### Exercise task
Filter these entries, keeping only lines that hold the word "state".

[Stored data entries]
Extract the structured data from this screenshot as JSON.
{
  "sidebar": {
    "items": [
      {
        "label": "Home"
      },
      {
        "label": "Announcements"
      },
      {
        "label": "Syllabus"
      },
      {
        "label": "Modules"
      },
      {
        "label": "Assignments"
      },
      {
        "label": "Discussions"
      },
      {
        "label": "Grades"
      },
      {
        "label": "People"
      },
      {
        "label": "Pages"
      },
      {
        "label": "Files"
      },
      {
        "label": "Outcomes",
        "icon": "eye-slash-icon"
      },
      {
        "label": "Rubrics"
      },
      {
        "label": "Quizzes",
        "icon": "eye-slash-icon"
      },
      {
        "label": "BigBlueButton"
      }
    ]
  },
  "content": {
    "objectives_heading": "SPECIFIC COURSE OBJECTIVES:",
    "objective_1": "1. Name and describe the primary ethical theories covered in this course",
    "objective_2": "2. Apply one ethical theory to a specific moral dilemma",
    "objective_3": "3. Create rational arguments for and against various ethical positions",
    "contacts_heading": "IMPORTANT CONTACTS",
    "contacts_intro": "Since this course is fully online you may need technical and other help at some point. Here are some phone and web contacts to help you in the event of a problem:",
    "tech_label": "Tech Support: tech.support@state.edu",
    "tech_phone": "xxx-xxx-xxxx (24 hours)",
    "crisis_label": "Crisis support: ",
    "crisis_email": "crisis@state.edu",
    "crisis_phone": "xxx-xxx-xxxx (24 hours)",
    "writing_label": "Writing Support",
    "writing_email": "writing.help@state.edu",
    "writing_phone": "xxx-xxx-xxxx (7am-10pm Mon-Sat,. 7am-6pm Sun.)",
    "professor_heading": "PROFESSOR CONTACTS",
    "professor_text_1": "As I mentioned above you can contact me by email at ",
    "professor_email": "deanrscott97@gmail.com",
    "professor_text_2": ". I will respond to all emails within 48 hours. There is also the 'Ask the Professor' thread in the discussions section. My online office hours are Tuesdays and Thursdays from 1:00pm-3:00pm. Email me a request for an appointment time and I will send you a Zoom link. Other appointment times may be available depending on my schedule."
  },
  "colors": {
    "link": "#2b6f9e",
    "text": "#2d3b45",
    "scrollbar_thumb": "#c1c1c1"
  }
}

--

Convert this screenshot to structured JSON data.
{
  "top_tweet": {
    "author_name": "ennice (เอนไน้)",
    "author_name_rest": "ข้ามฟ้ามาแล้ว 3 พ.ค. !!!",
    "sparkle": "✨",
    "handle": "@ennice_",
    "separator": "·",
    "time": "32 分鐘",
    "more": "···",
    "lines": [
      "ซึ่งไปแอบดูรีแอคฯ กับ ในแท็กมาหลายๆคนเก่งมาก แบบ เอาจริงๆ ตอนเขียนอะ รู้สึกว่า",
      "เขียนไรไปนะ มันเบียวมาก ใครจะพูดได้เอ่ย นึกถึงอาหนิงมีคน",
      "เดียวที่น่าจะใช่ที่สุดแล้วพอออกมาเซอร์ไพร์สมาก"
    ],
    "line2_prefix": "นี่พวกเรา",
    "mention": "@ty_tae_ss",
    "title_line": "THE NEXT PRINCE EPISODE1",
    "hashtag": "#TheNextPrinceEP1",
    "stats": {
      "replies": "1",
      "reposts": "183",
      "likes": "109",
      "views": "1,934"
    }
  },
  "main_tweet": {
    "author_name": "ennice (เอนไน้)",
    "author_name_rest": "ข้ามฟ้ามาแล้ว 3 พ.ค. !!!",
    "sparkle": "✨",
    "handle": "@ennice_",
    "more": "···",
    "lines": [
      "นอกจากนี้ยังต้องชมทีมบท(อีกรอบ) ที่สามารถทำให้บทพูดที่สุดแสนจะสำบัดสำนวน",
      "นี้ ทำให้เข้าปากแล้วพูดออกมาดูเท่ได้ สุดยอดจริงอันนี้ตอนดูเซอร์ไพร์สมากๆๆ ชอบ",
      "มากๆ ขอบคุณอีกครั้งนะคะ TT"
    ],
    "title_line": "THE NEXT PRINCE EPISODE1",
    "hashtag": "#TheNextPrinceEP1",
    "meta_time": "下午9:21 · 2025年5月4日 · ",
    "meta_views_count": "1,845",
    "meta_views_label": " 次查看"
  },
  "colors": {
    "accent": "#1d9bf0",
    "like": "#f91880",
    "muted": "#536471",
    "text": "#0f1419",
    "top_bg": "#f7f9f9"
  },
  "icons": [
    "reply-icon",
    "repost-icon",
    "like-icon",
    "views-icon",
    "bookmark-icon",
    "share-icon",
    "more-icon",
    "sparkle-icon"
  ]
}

==

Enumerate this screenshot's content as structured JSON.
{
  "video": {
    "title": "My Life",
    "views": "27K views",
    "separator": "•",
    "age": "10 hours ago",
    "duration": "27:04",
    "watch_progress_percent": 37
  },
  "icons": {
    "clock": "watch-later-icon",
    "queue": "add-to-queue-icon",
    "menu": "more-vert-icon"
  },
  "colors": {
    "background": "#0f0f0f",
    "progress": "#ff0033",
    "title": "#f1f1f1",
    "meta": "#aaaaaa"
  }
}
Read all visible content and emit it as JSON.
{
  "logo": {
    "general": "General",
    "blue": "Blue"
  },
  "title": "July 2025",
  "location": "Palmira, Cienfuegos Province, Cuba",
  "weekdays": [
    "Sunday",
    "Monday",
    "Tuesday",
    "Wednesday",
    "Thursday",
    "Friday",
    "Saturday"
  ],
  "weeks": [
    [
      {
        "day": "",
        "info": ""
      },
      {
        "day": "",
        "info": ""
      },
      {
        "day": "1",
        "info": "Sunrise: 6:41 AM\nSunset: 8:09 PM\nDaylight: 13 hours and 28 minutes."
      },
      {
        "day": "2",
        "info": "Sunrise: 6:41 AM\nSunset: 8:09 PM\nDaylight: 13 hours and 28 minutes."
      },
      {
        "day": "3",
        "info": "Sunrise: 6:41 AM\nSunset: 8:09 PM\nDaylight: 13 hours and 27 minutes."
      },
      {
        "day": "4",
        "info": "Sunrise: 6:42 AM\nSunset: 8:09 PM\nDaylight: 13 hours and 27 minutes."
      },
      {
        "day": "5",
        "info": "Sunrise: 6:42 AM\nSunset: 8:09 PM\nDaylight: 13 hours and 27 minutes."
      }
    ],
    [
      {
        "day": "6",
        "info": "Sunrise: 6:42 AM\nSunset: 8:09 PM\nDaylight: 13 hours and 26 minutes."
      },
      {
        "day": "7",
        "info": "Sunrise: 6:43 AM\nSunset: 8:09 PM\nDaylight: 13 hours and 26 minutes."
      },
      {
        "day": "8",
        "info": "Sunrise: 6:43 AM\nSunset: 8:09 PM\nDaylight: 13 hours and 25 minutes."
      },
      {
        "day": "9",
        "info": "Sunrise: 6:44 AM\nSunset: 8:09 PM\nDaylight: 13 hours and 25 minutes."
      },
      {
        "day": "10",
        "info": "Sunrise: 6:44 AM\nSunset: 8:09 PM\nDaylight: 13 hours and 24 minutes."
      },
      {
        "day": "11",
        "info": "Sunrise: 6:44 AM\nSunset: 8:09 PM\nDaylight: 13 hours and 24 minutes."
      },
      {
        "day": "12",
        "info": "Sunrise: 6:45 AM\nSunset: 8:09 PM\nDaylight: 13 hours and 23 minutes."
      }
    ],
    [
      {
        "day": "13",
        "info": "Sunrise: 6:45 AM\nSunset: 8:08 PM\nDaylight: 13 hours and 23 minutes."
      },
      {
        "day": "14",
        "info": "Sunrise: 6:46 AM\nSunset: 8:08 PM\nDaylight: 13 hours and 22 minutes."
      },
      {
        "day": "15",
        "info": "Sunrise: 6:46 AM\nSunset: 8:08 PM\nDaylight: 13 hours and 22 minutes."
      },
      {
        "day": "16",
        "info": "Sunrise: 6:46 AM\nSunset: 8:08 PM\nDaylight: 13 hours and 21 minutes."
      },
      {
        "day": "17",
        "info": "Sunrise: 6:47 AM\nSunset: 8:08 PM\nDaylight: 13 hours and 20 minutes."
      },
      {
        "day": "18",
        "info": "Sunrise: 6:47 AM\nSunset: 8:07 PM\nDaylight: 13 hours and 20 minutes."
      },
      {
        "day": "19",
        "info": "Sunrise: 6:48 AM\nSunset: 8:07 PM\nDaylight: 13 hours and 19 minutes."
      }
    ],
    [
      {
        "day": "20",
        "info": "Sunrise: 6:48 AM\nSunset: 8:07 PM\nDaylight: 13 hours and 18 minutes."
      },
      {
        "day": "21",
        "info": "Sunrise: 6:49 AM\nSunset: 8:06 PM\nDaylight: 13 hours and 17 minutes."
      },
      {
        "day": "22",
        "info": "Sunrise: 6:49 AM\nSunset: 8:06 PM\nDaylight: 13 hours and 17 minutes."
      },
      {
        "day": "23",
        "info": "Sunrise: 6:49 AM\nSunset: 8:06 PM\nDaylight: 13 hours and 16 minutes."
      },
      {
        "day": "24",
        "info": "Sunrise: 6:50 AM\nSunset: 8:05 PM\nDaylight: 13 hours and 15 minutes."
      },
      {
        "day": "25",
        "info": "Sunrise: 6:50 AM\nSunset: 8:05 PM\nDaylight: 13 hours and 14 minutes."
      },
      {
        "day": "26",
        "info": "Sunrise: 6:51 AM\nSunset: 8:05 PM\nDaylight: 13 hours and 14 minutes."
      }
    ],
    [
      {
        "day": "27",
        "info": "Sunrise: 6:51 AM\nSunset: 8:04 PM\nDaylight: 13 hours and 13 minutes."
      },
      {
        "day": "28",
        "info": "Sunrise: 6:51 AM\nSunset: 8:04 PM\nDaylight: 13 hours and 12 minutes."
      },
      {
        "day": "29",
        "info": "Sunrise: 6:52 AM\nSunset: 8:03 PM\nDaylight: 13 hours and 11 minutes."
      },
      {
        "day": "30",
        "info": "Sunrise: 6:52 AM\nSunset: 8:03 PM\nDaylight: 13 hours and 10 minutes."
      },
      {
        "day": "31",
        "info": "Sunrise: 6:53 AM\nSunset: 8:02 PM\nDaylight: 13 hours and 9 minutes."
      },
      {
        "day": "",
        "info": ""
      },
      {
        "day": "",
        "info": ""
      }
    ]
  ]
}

### Exercise solution
    "tech_label": "Tech Support: tech.support@state.edu",
    "crisis_email": "crisis@state.edu",
    "writing_email": "writing.help@state.edu",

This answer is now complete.